■ WHAT YOU HAVE TO DO:
List all lines of the data containing the word "true".

■ ROWS:
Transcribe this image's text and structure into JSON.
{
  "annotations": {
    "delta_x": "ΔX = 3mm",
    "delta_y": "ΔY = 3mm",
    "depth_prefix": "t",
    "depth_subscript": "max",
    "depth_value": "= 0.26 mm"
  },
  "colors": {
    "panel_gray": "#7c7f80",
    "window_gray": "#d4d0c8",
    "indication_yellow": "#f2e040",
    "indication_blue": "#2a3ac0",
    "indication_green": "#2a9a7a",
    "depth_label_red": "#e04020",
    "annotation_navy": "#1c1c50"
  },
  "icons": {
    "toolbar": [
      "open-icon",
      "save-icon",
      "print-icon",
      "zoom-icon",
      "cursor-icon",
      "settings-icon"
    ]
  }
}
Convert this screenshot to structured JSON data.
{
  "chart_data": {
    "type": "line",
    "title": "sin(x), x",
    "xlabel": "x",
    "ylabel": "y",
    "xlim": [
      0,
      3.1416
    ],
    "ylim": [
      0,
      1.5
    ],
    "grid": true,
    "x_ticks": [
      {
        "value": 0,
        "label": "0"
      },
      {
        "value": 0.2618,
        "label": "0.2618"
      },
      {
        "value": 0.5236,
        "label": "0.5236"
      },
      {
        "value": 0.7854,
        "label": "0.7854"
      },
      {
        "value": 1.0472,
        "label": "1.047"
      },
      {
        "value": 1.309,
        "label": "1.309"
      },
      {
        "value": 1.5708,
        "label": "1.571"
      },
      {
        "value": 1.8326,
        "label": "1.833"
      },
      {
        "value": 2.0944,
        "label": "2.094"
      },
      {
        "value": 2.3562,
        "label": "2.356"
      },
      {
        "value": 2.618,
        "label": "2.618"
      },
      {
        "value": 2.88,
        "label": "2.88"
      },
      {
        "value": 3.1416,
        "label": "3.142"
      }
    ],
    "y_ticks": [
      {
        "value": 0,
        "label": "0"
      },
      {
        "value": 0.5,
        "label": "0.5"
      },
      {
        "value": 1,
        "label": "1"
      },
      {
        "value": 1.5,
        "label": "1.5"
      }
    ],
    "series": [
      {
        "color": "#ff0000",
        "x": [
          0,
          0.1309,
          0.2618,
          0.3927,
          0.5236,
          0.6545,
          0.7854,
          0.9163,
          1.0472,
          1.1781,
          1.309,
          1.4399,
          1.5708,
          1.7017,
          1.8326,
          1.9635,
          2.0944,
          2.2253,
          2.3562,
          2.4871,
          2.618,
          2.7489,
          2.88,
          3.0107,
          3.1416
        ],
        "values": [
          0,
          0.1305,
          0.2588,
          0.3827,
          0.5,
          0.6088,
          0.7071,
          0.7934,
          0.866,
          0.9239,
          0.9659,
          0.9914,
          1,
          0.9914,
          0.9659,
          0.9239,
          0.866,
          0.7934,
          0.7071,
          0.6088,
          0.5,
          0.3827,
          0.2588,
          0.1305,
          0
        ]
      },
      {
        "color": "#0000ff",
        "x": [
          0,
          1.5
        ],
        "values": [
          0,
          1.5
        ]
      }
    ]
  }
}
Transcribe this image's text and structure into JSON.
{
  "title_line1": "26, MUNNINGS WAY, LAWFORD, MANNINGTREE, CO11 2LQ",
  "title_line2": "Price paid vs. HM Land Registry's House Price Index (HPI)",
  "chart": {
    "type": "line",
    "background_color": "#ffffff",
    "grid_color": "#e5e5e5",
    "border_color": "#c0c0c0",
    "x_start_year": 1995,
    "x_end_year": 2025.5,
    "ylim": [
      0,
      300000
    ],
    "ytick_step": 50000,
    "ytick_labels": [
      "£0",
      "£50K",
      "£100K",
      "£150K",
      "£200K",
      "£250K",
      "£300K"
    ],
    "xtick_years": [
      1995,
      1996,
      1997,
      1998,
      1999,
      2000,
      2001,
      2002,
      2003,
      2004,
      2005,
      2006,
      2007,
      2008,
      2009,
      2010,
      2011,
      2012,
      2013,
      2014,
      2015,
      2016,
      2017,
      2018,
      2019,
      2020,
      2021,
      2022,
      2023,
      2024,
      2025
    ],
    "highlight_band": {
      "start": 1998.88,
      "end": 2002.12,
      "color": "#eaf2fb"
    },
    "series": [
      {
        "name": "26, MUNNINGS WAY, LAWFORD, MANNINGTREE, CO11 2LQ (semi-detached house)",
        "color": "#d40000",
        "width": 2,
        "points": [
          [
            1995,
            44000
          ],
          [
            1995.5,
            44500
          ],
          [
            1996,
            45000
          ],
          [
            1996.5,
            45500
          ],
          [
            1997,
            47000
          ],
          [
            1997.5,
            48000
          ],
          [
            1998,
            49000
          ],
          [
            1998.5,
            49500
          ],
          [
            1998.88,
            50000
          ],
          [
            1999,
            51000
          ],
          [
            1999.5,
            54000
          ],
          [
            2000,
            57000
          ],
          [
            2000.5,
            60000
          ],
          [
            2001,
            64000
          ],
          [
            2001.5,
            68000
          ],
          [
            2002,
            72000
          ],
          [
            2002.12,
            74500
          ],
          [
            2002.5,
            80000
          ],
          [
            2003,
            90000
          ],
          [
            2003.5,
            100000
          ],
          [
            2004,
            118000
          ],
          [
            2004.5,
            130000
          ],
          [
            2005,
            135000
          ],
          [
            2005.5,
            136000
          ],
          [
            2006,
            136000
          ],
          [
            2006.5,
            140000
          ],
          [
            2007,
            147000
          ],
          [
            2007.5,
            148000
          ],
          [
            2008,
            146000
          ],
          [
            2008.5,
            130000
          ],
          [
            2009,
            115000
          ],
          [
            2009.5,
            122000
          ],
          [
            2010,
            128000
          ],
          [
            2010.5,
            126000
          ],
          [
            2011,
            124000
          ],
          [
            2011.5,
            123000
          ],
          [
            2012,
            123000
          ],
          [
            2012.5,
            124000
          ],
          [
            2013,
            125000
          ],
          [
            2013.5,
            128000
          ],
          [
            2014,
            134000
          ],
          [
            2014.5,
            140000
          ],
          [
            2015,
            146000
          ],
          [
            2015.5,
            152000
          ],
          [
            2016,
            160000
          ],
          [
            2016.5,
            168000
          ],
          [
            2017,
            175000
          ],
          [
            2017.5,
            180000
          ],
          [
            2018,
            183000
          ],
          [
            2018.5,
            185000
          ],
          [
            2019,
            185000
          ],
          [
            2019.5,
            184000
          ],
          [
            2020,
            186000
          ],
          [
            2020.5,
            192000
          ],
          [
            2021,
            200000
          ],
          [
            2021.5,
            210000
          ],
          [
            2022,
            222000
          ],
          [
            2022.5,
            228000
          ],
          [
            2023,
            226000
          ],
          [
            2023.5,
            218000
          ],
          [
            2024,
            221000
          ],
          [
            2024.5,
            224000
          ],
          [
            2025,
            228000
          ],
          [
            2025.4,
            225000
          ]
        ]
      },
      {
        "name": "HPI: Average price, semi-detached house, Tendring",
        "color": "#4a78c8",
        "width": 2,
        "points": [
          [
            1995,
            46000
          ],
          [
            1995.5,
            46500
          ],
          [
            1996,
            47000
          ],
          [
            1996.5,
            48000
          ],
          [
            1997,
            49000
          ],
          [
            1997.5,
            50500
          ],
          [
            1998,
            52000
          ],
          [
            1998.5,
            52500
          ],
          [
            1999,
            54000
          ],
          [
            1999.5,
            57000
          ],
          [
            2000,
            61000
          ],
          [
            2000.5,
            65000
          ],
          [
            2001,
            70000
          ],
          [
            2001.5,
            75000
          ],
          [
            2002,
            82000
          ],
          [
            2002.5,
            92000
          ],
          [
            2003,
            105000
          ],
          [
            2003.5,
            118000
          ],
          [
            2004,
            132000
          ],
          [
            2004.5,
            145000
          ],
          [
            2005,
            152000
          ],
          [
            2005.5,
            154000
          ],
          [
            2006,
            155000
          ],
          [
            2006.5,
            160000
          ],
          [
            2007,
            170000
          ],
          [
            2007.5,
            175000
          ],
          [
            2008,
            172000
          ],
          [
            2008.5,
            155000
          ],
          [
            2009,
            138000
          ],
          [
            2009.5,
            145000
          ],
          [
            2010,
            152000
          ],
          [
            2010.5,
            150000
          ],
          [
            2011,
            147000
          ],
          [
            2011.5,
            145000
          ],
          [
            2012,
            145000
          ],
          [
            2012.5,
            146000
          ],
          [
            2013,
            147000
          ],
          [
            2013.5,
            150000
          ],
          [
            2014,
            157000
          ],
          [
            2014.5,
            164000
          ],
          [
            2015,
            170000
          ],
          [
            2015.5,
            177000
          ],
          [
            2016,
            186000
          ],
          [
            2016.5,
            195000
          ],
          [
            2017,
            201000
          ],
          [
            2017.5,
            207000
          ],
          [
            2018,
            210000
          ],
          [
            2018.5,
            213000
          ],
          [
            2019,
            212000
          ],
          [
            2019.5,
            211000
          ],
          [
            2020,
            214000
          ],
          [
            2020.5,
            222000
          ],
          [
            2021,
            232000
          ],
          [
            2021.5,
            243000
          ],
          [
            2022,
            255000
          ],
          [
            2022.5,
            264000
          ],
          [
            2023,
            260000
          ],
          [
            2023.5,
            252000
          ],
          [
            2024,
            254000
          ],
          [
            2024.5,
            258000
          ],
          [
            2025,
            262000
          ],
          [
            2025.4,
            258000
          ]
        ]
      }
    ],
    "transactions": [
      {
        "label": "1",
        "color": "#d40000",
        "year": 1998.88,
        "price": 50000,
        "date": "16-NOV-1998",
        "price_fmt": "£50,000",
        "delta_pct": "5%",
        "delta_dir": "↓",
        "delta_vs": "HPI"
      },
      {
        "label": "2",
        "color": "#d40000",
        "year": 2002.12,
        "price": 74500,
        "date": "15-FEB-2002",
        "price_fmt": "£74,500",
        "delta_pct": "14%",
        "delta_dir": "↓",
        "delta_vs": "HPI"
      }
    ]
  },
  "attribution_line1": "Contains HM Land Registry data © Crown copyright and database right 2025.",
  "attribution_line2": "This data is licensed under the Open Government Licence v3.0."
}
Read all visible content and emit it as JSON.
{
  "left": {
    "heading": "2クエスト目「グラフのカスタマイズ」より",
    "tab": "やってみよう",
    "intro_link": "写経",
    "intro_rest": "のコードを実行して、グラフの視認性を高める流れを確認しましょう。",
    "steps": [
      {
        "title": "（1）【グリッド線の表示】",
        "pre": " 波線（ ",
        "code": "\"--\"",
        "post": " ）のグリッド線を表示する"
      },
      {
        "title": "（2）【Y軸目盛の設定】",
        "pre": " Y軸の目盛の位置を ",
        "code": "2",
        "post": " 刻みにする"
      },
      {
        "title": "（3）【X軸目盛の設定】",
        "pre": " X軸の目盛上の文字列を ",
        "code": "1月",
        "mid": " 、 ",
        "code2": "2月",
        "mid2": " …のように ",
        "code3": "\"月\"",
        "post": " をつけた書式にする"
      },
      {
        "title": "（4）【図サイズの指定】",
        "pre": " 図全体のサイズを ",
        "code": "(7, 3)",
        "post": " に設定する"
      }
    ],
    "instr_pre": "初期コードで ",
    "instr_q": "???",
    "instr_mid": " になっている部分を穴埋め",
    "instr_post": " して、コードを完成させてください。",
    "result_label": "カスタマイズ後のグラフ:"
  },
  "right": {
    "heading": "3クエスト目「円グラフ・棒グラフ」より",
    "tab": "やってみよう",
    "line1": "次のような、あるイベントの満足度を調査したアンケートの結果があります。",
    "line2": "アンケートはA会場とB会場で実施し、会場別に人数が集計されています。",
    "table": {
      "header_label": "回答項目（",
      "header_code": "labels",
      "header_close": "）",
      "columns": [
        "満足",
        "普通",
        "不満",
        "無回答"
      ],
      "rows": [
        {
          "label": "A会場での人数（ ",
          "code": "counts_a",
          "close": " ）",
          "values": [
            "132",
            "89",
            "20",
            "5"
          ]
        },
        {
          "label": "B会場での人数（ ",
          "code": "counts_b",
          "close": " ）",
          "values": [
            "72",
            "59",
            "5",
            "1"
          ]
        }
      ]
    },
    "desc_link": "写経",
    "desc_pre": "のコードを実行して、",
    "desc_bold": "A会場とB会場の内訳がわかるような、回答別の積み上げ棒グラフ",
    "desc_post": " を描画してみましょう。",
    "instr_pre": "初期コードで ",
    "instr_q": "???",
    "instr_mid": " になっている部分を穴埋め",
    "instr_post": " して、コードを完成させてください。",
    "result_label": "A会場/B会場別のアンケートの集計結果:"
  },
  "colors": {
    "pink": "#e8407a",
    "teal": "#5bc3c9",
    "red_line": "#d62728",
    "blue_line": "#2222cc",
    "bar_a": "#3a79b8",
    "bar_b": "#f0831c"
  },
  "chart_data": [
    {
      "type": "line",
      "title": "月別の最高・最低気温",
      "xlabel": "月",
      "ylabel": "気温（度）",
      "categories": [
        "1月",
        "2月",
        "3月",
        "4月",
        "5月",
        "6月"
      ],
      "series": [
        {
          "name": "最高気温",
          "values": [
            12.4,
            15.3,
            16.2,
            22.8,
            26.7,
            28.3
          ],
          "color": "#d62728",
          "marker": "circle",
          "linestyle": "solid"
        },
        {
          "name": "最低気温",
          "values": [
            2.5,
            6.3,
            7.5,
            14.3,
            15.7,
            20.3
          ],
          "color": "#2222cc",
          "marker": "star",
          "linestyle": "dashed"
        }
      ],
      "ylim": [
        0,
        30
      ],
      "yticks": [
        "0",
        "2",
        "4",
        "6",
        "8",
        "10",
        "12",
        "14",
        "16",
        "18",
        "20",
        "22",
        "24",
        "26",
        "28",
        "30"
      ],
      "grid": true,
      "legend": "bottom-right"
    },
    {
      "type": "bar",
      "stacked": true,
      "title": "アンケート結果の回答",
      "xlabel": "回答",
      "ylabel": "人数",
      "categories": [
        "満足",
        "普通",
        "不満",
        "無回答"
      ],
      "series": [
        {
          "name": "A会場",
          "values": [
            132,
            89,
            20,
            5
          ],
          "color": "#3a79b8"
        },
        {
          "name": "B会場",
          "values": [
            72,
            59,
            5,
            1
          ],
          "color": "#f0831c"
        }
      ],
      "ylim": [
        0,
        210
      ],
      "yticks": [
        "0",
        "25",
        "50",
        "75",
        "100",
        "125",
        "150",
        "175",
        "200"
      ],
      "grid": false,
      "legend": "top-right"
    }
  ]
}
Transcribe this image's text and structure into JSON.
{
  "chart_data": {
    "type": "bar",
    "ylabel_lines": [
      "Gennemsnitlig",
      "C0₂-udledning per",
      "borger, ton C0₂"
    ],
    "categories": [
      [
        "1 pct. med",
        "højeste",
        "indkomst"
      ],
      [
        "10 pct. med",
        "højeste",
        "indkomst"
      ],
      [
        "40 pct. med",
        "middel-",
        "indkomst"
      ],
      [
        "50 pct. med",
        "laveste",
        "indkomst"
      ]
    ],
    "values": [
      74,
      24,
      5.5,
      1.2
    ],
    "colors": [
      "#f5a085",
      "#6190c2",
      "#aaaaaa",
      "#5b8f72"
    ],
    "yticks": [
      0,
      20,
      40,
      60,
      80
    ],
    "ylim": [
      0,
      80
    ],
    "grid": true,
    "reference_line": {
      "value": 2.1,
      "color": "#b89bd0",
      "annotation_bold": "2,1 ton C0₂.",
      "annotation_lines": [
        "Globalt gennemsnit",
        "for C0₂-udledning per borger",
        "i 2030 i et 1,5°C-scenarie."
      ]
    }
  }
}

■ CORRECT RESULT:
    "grid": true,
      "grid": true,
      "stacked": true,
    "grid": true,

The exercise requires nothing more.